## What the exercise asks
Repeat the full listing, word for word.

## Records that describe figures
******************************

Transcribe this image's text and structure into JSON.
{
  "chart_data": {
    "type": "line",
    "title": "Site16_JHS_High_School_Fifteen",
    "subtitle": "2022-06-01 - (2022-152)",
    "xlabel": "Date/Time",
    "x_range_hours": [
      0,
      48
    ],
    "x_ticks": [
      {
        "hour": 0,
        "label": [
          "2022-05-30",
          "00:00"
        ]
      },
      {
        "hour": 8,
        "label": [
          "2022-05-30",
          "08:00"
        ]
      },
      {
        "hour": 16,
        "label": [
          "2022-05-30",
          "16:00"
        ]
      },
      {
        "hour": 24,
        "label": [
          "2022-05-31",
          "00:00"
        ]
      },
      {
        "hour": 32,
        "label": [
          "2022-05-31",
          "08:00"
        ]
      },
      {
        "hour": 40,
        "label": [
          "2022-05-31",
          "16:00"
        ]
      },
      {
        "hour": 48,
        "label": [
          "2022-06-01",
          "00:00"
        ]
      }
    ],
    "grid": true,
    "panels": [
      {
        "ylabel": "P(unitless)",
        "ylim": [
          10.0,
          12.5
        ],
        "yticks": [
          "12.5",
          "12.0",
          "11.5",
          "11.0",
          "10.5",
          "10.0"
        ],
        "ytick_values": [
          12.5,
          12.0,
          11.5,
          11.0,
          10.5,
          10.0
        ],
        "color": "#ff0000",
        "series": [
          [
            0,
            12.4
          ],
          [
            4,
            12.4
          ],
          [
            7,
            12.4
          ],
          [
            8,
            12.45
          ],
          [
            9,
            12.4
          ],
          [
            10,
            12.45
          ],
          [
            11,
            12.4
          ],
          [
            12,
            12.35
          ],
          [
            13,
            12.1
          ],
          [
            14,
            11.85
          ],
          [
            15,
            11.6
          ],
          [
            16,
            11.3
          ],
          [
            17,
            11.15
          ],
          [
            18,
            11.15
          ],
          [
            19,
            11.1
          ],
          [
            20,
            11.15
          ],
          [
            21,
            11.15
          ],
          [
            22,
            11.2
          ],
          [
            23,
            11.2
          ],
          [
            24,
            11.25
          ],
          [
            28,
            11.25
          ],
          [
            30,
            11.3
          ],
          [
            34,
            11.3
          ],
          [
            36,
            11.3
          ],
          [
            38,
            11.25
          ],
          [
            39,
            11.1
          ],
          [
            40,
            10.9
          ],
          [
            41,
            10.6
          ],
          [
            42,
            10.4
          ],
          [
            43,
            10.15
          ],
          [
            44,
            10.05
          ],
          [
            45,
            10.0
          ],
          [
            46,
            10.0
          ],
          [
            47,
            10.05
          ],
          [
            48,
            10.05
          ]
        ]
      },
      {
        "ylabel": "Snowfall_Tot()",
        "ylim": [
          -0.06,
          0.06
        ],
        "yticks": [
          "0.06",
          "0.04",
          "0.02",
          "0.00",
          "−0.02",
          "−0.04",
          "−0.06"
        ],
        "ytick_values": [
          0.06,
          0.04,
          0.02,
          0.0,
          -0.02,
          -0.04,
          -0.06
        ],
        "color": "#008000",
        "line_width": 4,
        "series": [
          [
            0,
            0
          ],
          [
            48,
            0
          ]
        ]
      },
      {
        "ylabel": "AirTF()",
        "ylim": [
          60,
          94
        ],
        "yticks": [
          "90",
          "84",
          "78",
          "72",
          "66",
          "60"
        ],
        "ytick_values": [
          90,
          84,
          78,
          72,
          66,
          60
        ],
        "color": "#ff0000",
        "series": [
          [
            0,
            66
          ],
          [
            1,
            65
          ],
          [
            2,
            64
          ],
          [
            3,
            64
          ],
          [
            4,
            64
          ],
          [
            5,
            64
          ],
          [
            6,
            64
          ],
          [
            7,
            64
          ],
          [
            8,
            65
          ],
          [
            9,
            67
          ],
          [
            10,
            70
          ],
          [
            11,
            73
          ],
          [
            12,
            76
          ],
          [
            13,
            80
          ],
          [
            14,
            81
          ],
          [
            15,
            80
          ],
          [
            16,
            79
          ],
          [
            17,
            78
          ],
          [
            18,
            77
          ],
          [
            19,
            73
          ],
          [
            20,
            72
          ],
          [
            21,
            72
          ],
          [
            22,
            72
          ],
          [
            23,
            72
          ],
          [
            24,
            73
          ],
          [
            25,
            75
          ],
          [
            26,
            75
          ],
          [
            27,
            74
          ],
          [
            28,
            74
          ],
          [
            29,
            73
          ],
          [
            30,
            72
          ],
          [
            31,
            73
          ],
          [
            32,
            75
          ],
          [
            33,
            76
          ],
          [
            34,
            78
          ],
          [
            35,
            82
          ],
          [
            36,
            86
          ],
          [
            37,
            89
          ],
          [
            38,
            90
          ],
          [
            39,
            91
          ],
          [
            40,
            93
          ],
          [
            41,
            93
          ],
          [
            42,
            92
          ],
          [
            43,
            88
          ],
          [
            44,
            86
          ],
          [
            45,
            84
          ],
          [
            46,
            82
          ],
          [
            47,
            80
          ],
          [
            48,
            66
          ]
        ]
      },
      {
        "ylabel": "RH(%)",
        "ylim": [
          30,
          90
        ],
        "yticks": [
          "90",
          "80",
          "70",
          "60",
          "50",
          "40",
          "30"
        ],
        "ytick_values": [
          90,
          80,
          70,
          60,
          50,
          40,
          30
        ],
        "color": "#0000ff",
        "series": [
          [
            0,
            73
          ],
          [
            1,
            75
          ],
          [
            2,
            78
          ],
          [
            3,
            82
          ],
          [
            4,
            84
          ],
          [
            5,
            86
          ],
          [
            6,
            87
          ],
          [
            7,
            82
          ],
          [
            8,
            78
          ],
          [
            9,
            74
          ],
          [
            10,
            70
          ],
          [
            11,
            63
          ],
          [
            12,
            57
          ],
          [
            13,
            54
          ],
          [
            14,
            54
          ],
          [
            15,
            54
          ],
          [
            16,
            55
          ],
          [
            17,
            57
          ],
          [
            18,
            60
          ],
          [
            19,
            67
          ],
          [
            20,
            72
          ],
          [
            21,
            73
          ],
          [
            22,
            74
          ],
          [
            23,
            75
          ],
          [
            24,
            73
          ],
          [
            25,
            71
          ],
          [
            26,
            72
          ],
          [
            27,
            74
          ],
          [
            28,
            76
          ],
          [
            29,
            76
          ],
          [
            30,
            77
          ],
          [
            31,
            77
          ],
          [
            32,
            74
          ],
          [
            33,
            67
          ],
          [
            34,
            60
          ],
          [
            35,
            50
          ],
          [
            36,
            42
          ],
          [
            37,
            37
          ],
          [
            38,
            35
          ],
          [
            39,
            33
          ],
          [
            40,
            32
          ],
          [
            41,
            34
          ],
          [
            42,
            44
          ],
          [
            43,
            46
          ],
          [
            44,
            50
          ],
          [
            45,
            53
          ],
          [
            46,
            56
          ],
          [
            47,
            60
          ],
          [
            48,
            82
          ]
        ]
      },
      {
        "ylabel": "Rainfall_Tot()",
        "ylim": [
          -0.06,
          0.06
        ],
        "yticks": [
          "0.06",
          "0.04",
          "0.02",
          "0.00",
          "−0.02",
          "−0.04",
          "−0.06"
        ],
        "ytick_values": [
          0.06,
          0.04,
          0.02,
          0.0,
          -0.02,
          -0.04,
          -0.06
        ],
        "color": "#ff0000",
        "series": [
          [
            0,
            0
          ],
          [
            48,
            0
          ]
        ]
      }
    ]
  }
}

******************************

## Solution to this problem
Transcribe this image's text and structure into JSON.
{
  "chart_data": {
    "type": "line",
    "title": "Site16_JHS_High_School_Fifteen",
    "subtitle": "2022-06-01 - (2022-152)",
    "xlabel": "Date/Time",
    "x_range_hours": [
      0,
      48
    ],
    "x_ticks": [
      {
        "hour": 0,
        "label": [
          "2022-05-30",
          "00:00"
        ]
      },
      {
        "hour": 8,
        "label": [
          "2022-05-30",
          "08:00"
        ]
      },
      {
        "hour": 16,
        "label": [
          "2022-05-30",
          "16:00"
        ]
      },
      {
        "hour": 24,
        "label": [
          "2022-05-31",
          "00:00"
        ]
      },
      {
        "hour": 32,
        "label": [
          "2022-05-31",
          "08:00"
        ]
      },
      {
        "hour": 40,
        "label": [
          "2022-05-31",
          "16:00"
        ]
      },
      {
        "hour": 48,
        "label": [
          "2022-06-01",
          "00:00"
        ]
      }
    ],
    "grid": true,
    "panels": [
      {
        "ylabel": "P(unitless)",
        "ylim": [
          10.0,
          12.5
        ],
        "yticks": [
          "12.5",
          "12.0",
          "11.5",
          "11.0",
          "10.5",
          "10.0"
        ],
        "ytick_values": [
          12.5,
          12.0,
          11.5,
          11.0,
          10.5,
          10.0
        ],
        "color": "#ff0000",
        "series": [
          [
            0,
            12.4
          ],
          [
            4,
            12.4
          ],
          [
            7,
            12.4
          ],
          [
            8,
            12.45
          ],
          [
            9,
            12.4
          ],
          [
            10,
            12.45
          ],
          [
            11,
            12.4
          ],
          [
            12,
            12.35
          ],
          [
            13,
            12.1
          ],
          [
            14,
            11.85
          ],
          [
            15,
            11.6
          ],
          [
            16,
            11.3
          ],
          [
            17,
            11.15
          ],
          [
            18,
            11.15
          ],
          [
            19,
            11.1
          ],
          [
            20,
            11.15
          ],
          [
            21,
            11.15
          ],
          [
            22,
            11.2
          ],
          [
            23,
            11.2
          ],
          [
            24,
            11.25
          ],
          [
            28,
            11.25
          ],
          [
            30,
            11.3
          ],
          [
            34,
            11.3
          ],
          [
            36,
            11.3
          ],
          [
            38,
            11.25
          ],
          [
            39,
            11.1
          ],
          [
            40,
            10.9
          ],
          [
            41,
            10.6
          ],
          [
            42,
            10.4
          ],
          [
            43,
            10.15
          ],
          [
            44,
            10.05
          ],
          [
            45,
            10.0
          ],
          [
            46,
            10.0
          ],
          [
            47,
            10.05
          ],
          [
            48,
            10.05
          ]
        ]
      },
      {
        "ylabel": "Snowfall_Tot()",
        "ylim": [
          -0.06,
          0.06
        ],
        "yticks": [
          "0.06",
          "0.04",
          "0.02",
          "0.00",
          "−0.02",
          "−0.04",
          "−0.06"
        ],
        "ytick_values": [
          0.06,
          0.04,
          0.02,
          0.0,
          -0.02,
          -0.04,
          -0.06
        ],
        "color": "#008000",
        "line_width": 4,
        "series": [
          [
            0,
            0
          ],
          [
            48,
            0
          ]
        ]
      },
      {
        "ylabel": "AirTF()",
        "ylim": [
          60,
          94
        ],
        "yticks": [
          "90",
          "84",
          "78",
          "72",
          "66",
          "60"
        ],
        "ytick_values": [
          90,
          84,
          78,
          72,
          66,
          60
        ],
        "color": "#ff0000",
        "series": [
          [
            0,
            66
          ],
          [
            1,
            65
          ],
          [
            2,
            64
          ],
          [
            3,
            64
          ],
          [
            4,
            64
          ],
          [
            5,
            64
          ],
          [
            6,
            64
          ],
          [
            7,
            64
          ],
          [
            8,
            65
          ],
          [
            9,
            67
          ],
          [
            10,
            70
          ],
          [
            11,
            73
          ],
          [
            12,
            76
          ],
          [
            13,
            80
          ],
          [
            14,
            81
          ],
          [
            15,
            80
          ],
          [
            16,
            79
          ],
          [
            17,
            78
          ],
          [
            18,
            77
          ],
          [
            19,
            73
          ],
          [
            20,
            72
          ],
          [
            21,
            72
          ],
          [
            22,
            72
          ],
          [
            23,
            72
          ],
          [
            24,
            73
          ],
          [
            25,
            75
          ],
          [
            26,
            75
          ],
          [
            27,
            74
          ],
          [
            28,
            74
          ],
          [
            29,
            73
          ],
          [
            30,
            72
          ],
          [
            31,
            73
          ],
          [
            32,
            75
          ],
          [
            33,
            76
          ],
          [
            34,
            78
          ],
          [
            35,
            82
          ],
          [
            36,
            86
          ],
          [
            37,
            89
          ],
          [
            38,
            90
          ],
          [
            39,
            91
          ],
          [
            40,
            93
          ],
          [
            41,
            93
          ],
          [
            42,
            92
          ],
          [
            43,
            88
          ],
          [
            44,
            86
          ],
          [
            45,
            84
          ],
          [
            46,
            82
          ],
          [
            47,
            80
          ],
          [
            48,
            66
          ]
        ]
      },
      {
        "ylabel": "RH(%)",
        "ylim": [
          30,
          90
        ],
        "yticks": [
          "90",
          "80",
          "70",
          "60",
          "50",
          "40",
          "30"
        ],
        "ytick_values": [
          90,
          80,
          70,
          60,
          50,
          40,
          30
        ],
        "color": "#0000ff",
        "series": [
          [
            0,
            73
          ],
          [
            1,
            75
          ],
          [
            2,
            78
          ],
          [
            3,
            82
          ],
          [
            4,
            84
          ],
          [
            5,
            86
          ],
          [
            6,
            87
          ],
          [
            7,
            82
          ],
          [
            8,
            78
          ],
          [
            9,
            74
          ],
          [
            10,
            70
          ],
          [
            11,
            63
          ],
          [
            12,
            57
          ],
          [
            13,
            54
          ],
          [
            14,
            54
          ],
          [
            15,
            54
          ],
          [
            16,
            55
          ],
          [
            17,
            57
          ],
          [
            18,
            60
          ],
          [
            19,
            67
          ],
          [
            20,
            72
          ],
          [
            21,
            73
          ],
          [
            22,
            74
          ],
          [
            23,
            75
          ],
          [
            24,
            73
          ],
          [
            25,
            71
          ],
          [
            26,
            72
          ],
          [
            27,
            74
          ],
          [
            28,
            76
          ],
          [
            29,
            76
          ],
          [
            30,
            77
          ],
          [
            31,
            77
          ],
          [
            32,
            74
          ],
          [
            33,
            67
          ],
          [
            34,
            60
          ],
          [
            35,
            50
          ],
          [
            36,
            42
          ],
          [
            37,
            37
          ],
          [
            38,
            35
          ],
          [
            39,
            33
          ],
          [
            40,
            32
          ],
          [
            41,
            34
          ],
          [
            42,
            44
          ],
          [
            43,
            46
          ],
          [
            44,
            50
          ],
          [
            45,
            53
          ],
          [
            46,
            56
          ],
          [
            47,
            60
          ],
          [
            48,
            82
          ]
        ]
      },
      {
        "ylabel": "Rainfall_Tot()",
        "ylim": [
          -0.06,
          0.06
        ],
        "yticks": [
          "0.06",
          "0.04",
          "0.02",
          "0.00",
          "−0.02",
          "−0.04",
          "−0.06"
        ],
        "ytick_values": [
          0.06,
          0.04,
          0.02,
          0.0,
          -0.02,
          -0.04,
          -0.06
        ],
        "color": "#ff0000",
        "series": [
          [
            0,
            0
          ],
          [
            48,
            0
          ]
        ]
      }
    ]
  }
}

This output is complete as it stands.